Reproduce all the lines exactly as they stand, apart from the pictures.

===============

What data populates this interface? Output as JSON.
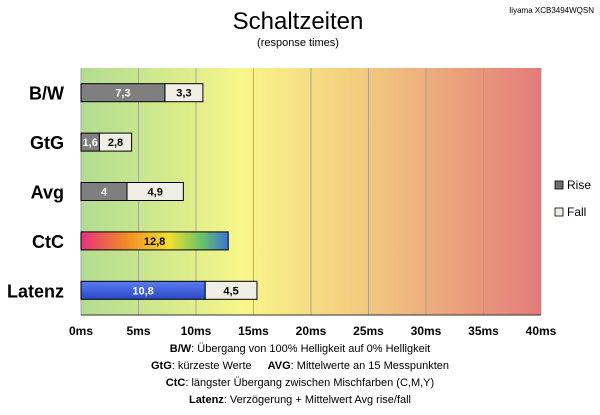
{
  "chart_data": {
    "type": "bar",
    "orientation": "horizontal",
    "stacked": true,
    "title": "Schaltzeiten",
    "subtitle": "(response times)",
    "corner_label": "Iiyama XCB3494WQSN",
    "categories": [
      "B/W",
      "GtG",
      "Avg",
      "CtC",
      "Latenz"
    ],
    "series": [
      {
        "name": "Rise",
        "color": "#7f7f7f",
        "values": [
          7.3,
          1.6,
          4,
          null,
          10.8
        ],
        "labels": [
          "7,3",
          "1,6",
          "4",
          "",
          "10,8"
        ]
      },
      {
        "name": "Fall",
        "color": "#f0efe6",
        "values": [
          3.3,
          2.8,
          4.9,
          null,
          4.5
        ],
        "labels": [
          "3,3",
          "2,8",
          "4,9",
          "",
          "4,5"
        ]
      },
      {
        "name": "CtC",
        "color": "gradient",
        "values": [
          null,
          null,
          null,
          12.8,
          null
        ],
        "labels": [
          "",
          "",
          "",
          "12,8",
          ""
        ]
      }
    ],
    "latenz_color": "#3a5be0",
    "xlim": [
      0,
      40
    ],
    "xticks": [
      0,
      5,
      10,
      15,
      20,
      25,
      30,
      35,
      40
    ],
    "xtick_labels": [
      "0ms",
      "5ms",
      "10ms",
      "15ms",
      "20ms",
      "25ms",
      "30ms",
      "35ms",
      "40ms"
    ],
    "grid": true,
    "legend": {
      "position": "right",
      "entries": [
        "Rise",
        "Fall"
      ]
    },
    "background_gradient": [
      "#b6de94",
      "#f7f58a",
      "#e37d7d"
    ]
  },
  "footnotes": [
    {
      "key": "B/W",
      "text": ":  Übergang von 100% Helligkeit auf 0% Helligkeit"
    },
    {
      "key": "GtG",
      "text": ": kürzeste  Werte",
      "key2": "AVG",
      "text2": ": Mittelwerte  an 15 Messpunkten"
    },
    {
      "key": "CtC",
      "text": ": längster Übergang  zwischen Mischfarben  (C,M,Y)"
    },
    {
      "key": "Latenz",
      "text": ": Verzögerung  + Mittelwert Avg rise/fall"
    }
  ]
}
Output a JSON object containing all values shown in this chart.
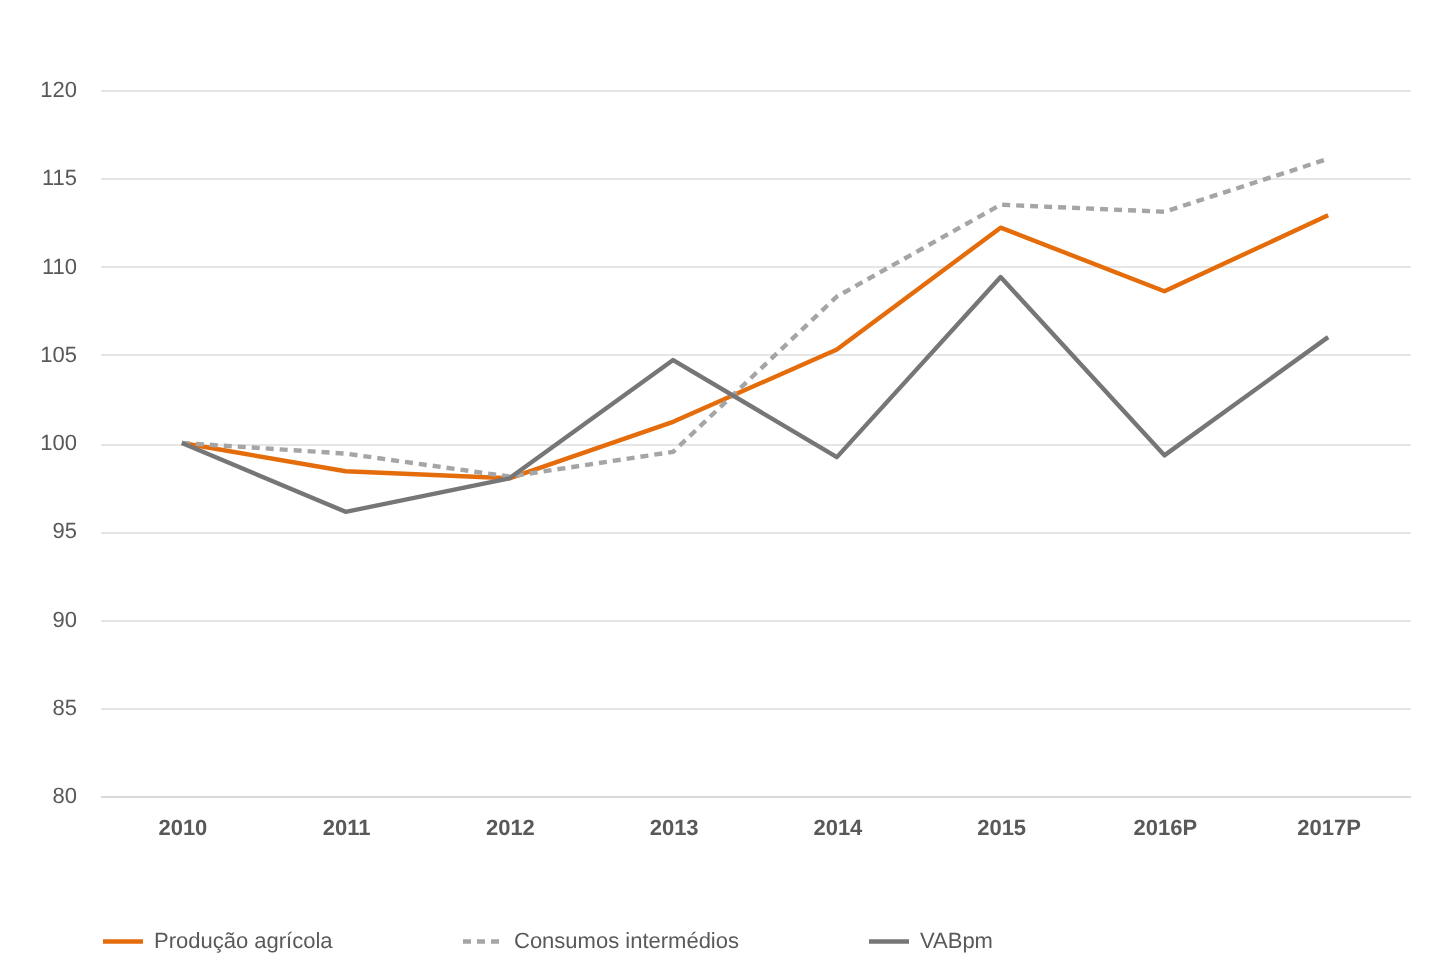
{
  "chart_data": {
    "type": "line",
    "categories": [
      "2010",
      "2011",
      "2012",
      "2013",
      "2014",
      "2015",
      "2016P",
      "2017P"
    ],
    "series": [
      {
        "name": "Produção agrícola",
        "color": "#e46c0a",
        "line_style": "solid",
        "values": [
          100,
          98.4,
          98.0,
          101.2,
          105.3,
          112.2,
          108.6,
          112.9
        ]
      },
      {
        "name": "Consumos intermédios",
        "color": "#a5a5a5",
        "line_style": "dashed",
        "values": [
          100,
          99.4,
          98.1,
          99.5,
          108.3,
          113.5,
          113.1,
          116.1
        ]
      },
      {
        "name": "VABpm",
        "color": "#767676",
        "line_style": "solid",
        "values": [
          100,
          96.1,
          98.0,
          104.7,
          99.2,
          109.4,
          99.3,
          106.0
        ]
      }
    ],
    "ylim": [
      80,
      120
    ],
    "yticks": [
      80,
      85,
      90,
      95,
      100,
      105,
      110,
      115,
      120
    ],
    "grid": "y",
    "legend": "bottom",
    "marker": "none"
  }
}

===============

Reply:
What data populates this interface? Output as JSON.
{
  "chart_data": {
    "type": "bar",
    "orientation": "horizontal",
    "stacked": true,
    "title": "Schaltzeiten",
    "subtitle": "(response times)",
    "corner_label": "Iiyama XCB3494WQSN",
    "categories": [
      "B/W",
      "GtG",
      "Avg",
      "CtC",
      "Latenz"
    ],
    "series": [
      {
        "name": "Rise",
        "color": "#7f7f7f",
        "values": [
          7.3,
          1.6,
          4,
          null,
          10.8
        ],
        "labels": [
          "7,3",
          "1,6",
          "4",
          "",
          "10,8"
        ]
      },
      {
        "name": "Fall",
        "color": "#f0efe6",
        "values": [
          3.3,
          2.8,
          4.9,
          null,
          4.5
        ],
        "labels": [
          "3,3",
          "2,8",
          "4,9",
          "",
          "4,5"
        ]
      },
      {
        "name": "CtC",
        "color": "gradient",
        "values": [
          null,
          null,
          null,
          12.8,
          null
        ],
        "labels": [
          "",
          "",
          "",
          "12,8",
          ""
        ]
      }
    ],
    "latenz_color": "#3a5be0",
    "xlim": [
      0,
      40
    ],
    "xticks": [
      0,
      5,
      10,
      15,
      20,
      25,
      30,
      35,
      40
    ],
    "xtick_labels": [
      "0ms",
      "5ms",
      "10ms",
      "15ms",
      "20ms",
      "25ms",
      "30ms",
      "35ms",
      "40ms"
    ],
    "grid": true,
    "legend": {
      "position": "right",
      "entries": [
        "Rise",
        "Fall"
      ]
    },
    "background_gradient": [
      "#b6de94",
      "#f7f58a",
      "#e37d7d"
    ]
  },
  "footnotes": [
    {
      "key": "B/W",
      "text": ":  Übergang von 100% Helligkeit auf 0% Helligkeit"
    },
    {
      "key": "GtG",
      "text": ": kürzeste  Werte",
      "key2": "AVG",
      "text2": ": Mittelwerte  an 15 Messpunkten"
    },
    {
      "key": "CtC",
      "text": ": längster Übergang  zwischen Mischfarben  (C,M,Y)"
    },
    {
      "key": "Latenz",
      "text": ": Verzögerung  + Mittelwert Avg rise/fall"
    }
  ]
}
Output a JSON object containing all values shown in this chart.
{
  "chart_data": {
    "type": "line",
    "categories": [
      "2010",
      "2011",
      "2012",
      "2013",
      "2014",
      "2015",
      "2016P",
      "2017P"
    ],
    "series": [
      {
        "name": "Produção agrícola",
        "color": "#e46c0a",
        "line_style": "solid",
        "values": [
          100,
          98.4,
          98.0,
          101.2,
          105.3,
          112.2,
          108.6,
          112.9
        ]
      },
      {
        "name": "Consumos intermédios",
        "color": "#a5a5a5",
        "line_style": "dashed",
        "values": [
          100,
          99.4,
          98.1,
          99.5,
          108.3,
          113.5,
          113.1,
          116.1
        ]
      },
      {
        "name": "VABpm",
        "color": "#767676",
        "line_style": "solid",
        "values": [
          100,
          96.1,
          98.0,
          104.7,
          99.2,
          109.4,
          99.3,
          106.0
        ]
      }
    ],
    "ylim": [
      80,
      120
    ],
    "yticks": [
      80,
      85,
      90,
      95,
      100,
      105,
      110,
      115,
      120
    ],
    "grid": "y",
    "legend": "bottom",
    "marker": "none"
  }
}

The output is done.